Repeat all the material exactly; pictures stay out of your copy.

→ **Material to process**
┌────────

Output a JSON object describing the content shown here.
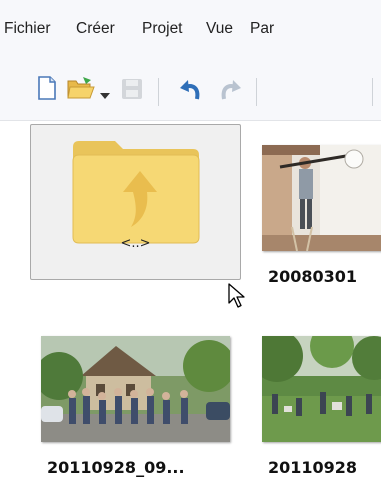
{
  "menu": {
    "items": [
      "Fichier",
      "Créer",
      "Projet",
      "Vue",
      "Par"
    ]
  },
  "toolbar": {
    "icons": [
      "new-document-icon",
      "open-folder-icon",
      "dropdown-arrow-icon",
      "save-icon",
      "undo-icon",
      "redo-icon"
    ]
  },
  "browser": {
    "parent_folder_label": "<..>",
    "thumbnails": [
      {
        "caption": "20080301"
      },
      {
        "caption": "20110928_09..."
      },
      {
        "caption": "20110928"
      }
    ]
  },
  "colors": {
    "folder": "#f6d874",
    "undo": "#2f6fb8",
    "redo": "#b9c3d0"
  }
}
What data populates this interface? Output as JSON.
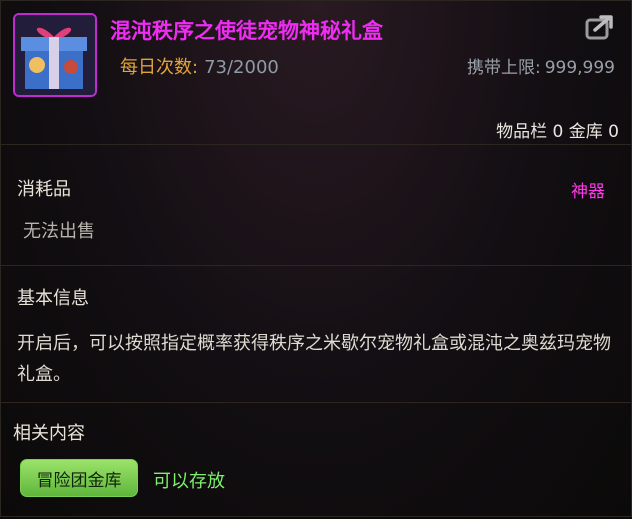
{
  "item": {
    "name": "混沌秩序之使徒宠物神秘礼盒",
    "icon": "gift-box-icon",
    "daily_label": "每日次数:",
    "daily_value": "73/2000",
    "carry_label": "携带上限:",
    "carry_value": "999,999",
    "storage_text": "物品栏 0 金库 0"
  },
  "category": {
    "title": "消耗品",
    "grade": "神器",
    "sell_note": "无法出售"
  },
  "basic_info": {
    "title": "基本信息",
    "description": "开启后，可以按照指定概率获得秩序之米歇尔宠物礼盒或混沌之奥兹玛宠物礼盒。"
  },
  "related": {
    "title": "相关内容",
    "button_label": "冒险团金库",
    "status": "可以存放"
  },
  "colors": {
    "item_name": "#ee2cf2",
    "grade": "#ff37ea",
    "daily_label": "#e1a33a",
    "button": "#7bd04e",
    "status": "#7ef06d"
  }
}
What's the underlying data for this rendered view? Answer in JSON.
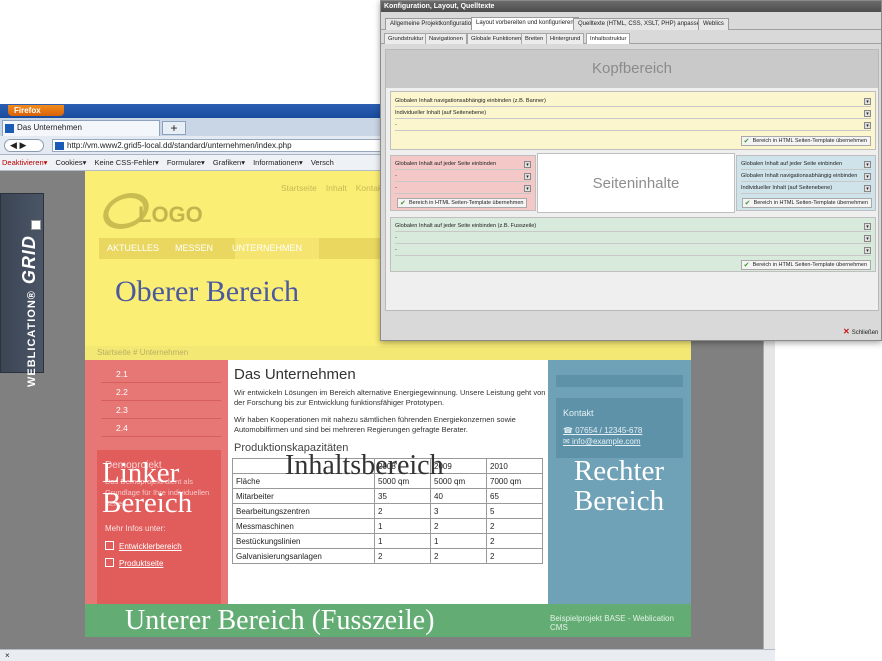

└────────

→ **Exercise solution**
Output a JSON object describing the content shown here.
{
  "menu": {
    "items": [
      "Fichier",
      "Créer",
      "Projet",
      "Vue",
      "Par"
    ]
  },
  "toolbar": {
    "icons": [
      "new-document-icon",
      "open-folder-icon",
      "dropdown-arrow-icon",
      "save-icon",
      "undo-icon",
      "redo-icon"
    ]
  },
  "browser": {
    "parent_folder_label": "<..>",
    "thumbnails": [
      {
        "caption": "20080301"
      },
      {
        "caption": "20110928_09..."
      },
      {
        "caption": "20110928"
      }
    ]
  },
  "colors": {
    "folder": "#f6d874",
    "undo": "#2f6fb8",
    "redo": "#b9c3d0"
  }
}
What data populates this interface? Output as JSON.
{
  "item": {
    "name": "混沌秩序之使徒宠物神秘礼盒",
    "icon": "gift-box-icon",
    "daily_label": "每日次数:",
    "daily_value": "73/2000",
    "carry_label": "携带上限:",
    "carry_value": "999,999",
    "storage_text": "物品栏 0 金库 0"
  },
  "category": {
    "title": "消耗品",
    "grade": "神器",
    "sell_note": "无法出售"
  },
  "basic_info": {
    "title": "基本信息",
    "description": "开启后，可以按照指定概率获得秩序之米歇尔宠物礼盒或混沌之奥兹玛宠物礼盒。"
  },
  "related": {
    "title": "相关内容",
    "button_label": "冒险团金库",
    "status": "可以存放"
  },
  "colors": {
    "item_name": "#ee2cf2",
    "grade": "#ff37ea",
    "daily_label": "#e1a33a",
    "button": "#7bd04e",
    "status": "#7ef06d"
  }
}
What's the underlying data for this rendered view? Answer in JSON.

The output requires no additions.